• [Set exercise]:
Repeat all entries exactly.
* Begin *
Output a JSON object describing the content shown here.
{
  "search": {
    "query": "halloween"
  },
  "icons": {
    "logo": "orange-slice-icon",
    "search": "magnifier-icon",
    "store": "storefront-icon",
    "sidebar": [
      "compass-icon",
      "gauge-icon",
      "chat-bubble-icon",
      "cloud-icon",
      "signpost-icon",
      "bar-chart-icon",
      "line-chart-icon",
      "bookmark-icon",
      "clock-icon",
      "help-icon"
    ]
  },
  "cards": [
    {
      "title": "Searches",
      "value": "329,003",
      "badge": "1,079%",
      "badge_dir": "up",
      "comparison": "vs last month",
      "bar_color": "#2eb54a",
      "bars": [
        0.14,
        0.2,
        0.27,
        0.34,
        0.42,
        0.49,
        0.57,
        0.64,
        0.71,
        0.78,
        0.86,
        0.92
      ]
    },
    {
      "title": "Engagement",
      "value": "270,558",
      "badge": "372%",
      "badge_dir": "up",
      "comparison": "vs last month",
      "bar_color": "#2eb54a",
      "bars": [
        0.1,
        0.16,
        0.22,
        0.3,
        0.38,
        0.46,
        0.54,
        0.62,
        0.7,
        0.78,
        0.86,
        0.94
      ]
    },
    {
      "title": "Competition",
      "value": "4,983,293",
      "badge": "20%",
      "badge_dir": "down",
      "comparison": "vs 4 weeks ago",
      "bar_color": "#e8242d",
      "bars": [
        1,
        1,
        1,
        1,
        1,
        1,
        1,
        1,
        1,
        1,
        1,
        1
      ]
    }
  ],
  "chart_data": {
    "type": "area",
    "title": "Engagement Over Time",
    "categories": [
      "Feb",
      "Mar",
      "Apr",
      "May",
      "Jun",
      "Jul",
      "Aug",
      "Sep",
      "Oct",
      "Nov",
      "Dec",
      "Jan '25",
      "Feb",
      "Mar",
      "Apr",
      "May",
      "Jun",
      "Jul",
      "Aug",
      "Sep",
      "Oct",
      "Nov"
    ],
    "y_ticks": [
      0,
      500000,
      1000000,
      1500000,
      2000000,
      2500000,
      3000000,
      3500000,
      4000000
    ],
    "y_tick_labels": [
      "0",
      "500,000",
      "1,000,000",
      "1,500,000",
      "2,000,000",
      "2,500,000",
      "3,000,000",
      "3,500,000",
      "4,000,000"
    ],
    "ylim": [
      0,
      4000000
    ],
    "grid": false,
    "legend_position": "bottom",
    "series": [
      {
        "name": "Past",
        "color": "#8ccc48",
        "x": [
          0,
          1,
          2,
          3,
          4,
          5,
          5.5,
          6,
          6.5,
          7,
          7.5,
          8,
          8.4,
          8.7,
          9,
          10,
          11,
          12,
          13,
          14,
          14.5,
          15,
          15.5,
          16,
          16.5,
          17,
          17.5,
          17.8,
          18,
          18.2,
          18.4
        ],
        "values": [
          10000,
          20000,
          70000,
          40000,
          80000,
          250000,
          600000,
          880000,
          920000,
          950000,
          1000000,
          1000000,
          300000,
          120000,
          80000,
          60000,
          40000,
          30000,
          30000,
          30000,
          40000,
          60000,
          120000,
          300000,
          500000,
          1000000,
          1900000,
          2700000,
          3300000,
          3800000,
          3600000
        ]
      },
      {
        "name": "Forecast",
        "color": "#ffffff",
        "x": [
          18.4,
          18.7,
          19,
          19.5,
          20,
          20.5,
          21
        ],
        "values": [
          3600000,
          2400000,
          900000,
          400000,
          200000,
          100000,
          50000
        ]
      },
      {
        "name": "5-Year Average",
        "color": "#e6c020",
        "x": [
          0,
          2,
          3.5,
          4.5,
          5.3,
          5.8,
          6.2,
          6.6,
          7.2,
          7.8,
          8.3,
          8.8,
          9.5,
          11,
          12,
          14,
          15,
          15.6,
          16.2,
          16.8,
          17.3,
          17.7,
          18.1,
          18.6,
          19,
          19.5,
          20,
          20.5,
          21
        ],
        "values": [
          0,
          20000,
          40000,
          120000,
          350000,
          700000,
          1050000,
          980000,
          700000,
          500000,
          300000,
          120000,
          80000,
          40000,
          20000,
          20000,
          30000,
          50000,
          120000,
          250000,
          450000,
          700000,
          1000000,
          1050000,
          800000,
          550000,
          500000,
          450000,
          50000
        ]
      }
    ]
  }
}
* End *
• [Complete response]:
Output a JSON object describing the content shown here.
{
  "search": {
    "query": "halloween"
  },
  "icons": {
    "logo": "orange-slice-icon",
    "search": "magnifier-icon",
    "store": "storefront-icon",
    "sidebar": [
      "compass-icon",
      "gauge-icon",
      "chat-bubble-icon",
      "cloud-icon",
      "signpost-icon",
      "bar-chart-icon",
      "line-chart-icon",
      "bookmark-icon",
      "clock-icon",
      "help-icon"
    ]
  },
  "cards": [
    {
      "title": "Searches",
      "value": "329,003",
      "badge": "1,079%",
      "badge_dir": "up",
      "comparison": "vs last month",
      "bar_color": "#2eb54a",
      "bars": [
        0.14,
        0.2,
        0.27,
        0.34,
        0.42,
        0.49,
        0.57,
        0.64,
        0.71,
        0.78,
        0.86,
        0.92
      ]
    },
    {
      "title": "Engagement",
      "value": "270,558",
      "badge": "372%",
      "badge_dir": "up",
      "comparison": "vs last month",
      "bar_color": "#2eb54a",
      "bars": [
        0.1,
        0.16,
        0.22,
        0.3,
        0.38,
        0.46,
        0.54,
        0.62,
        0.7,
        0.78,
        0.86,
        0.94
      ]
    },
    {
      "title": "Competition",
      "value": "4,983,293",
      "badge": "20%",
      "badge_dir": "down",
      "comparison": "vs 4 weeks ago",
      "bar_color": "#e8242d",
      "bars": [
        1,
        1,
        1,
        1,
        1,
        1,
        1,
        1,
        1,
        1,
        1,
        1
      ]
    }
  ],
  "chart_data": {
    "type": "area",
    "title": "Engagement Over Time",
    "categories": [
      "Feb",
      "Mar",
      "Apr",
      "May",
      "Jun",
      "Jul",
      "Aug",
      "Sep",
      "Oct",
      "Nov",
      "Dec",
      "Jan '25",
      "Feb",
      "Mar",
      "Apr",
      "May",
      "Jun",
      "Jul",
      "Aug",
      "Sep",
      "Oct",
      "Nov"
    ],
    "y_ticks": [
      0,
      500000,
      1000000,
      1500000,
      2000000,
      2500000,
      3000000,
      3500000,
      4000000
    ],
    "y_tick_labels": [
      "0",
      "500,000",
      "1,000,000",
      "1,500,000",
      "2,000,000",
      "2,500,000",
      "3,000,000",
      "3,500,000",
      "4,000,000"
    ],
    "ylim": [
      0,
      4000000
    ],
    "grid": false,
    "legend_position": "bottom",
    "series": [
      {
        "name": "Past",
        "color": "#8ccc48",
        "x": [
          0,
          1,
          2,
          3,
          4,
          5,
          5.5,
          6,
          6.5,
          7,
          7.5,
          8,
          8.4,
          8.7,
          9,
          10,
          11,
          12,
          13,
          14,
          14.5,
          15,
          15.5,
          16,
          16.5,
          17,
          17.5,
          17.8,
          18,
          18.2,
          18.4
        ],
        "values": [
          10000,
          20000,
          70000,
          40000,
          80000,
          250000,
          600000,
          880000,
          920000,
          950000,
          1000000,
          1000000,
          300000,
          120000,
          80000,
          60000,
          40000,
          30000,
          30000,
          30000,
          40000,
          60000,
          120000,
          300000,
          500000,
          1000000,
          1900000,
          2700000,
          3300000,
          3800000,
          3600000
        ]
      },
      {
        "name": "Forecast",
        "color": "#ffffff",
        "x": [
          18.4,
          18.7,
          19,
          19.5,
          20,
          20.5,
          21
        ],
        "values": [
          3600000,
          2400000,
          900000,
          400000,
          200000,
          100000,
          50000
        ]
      },
      {
        "name": "5-Year Average",
        "color": "#e6c020",
        "x": [
          0,
          2,
          3.5,
          4.5,
          5.3,
          5.8,
          6.2,
          6.6,
          7.2,
          7.8,
          8.3,
          8.8,
          9.5,
          11,
          12,
          14,
          15,
          15.6,
          16.2,
          16.8,
          17.3,
          17.7,
          18.1,
          18.6,
          19,
          19.5,
          20,
          20.5,
          21
        ],
        "values": [
          0,
          20000,
          40000,
          120000,
          350000,
          700000,
          1050000,
          980000,
          700000,
          500000,
          300000,
          120000,
          80000,
          40000,
          20000,
          20000,
          30000,
          50000,
          120000,
          250000,
          450000,
          700000,
          1000000,
          1050000,
          800000,
          550000,
          500000,
          450000,
          50000
        ]
      }
    ]
  }
}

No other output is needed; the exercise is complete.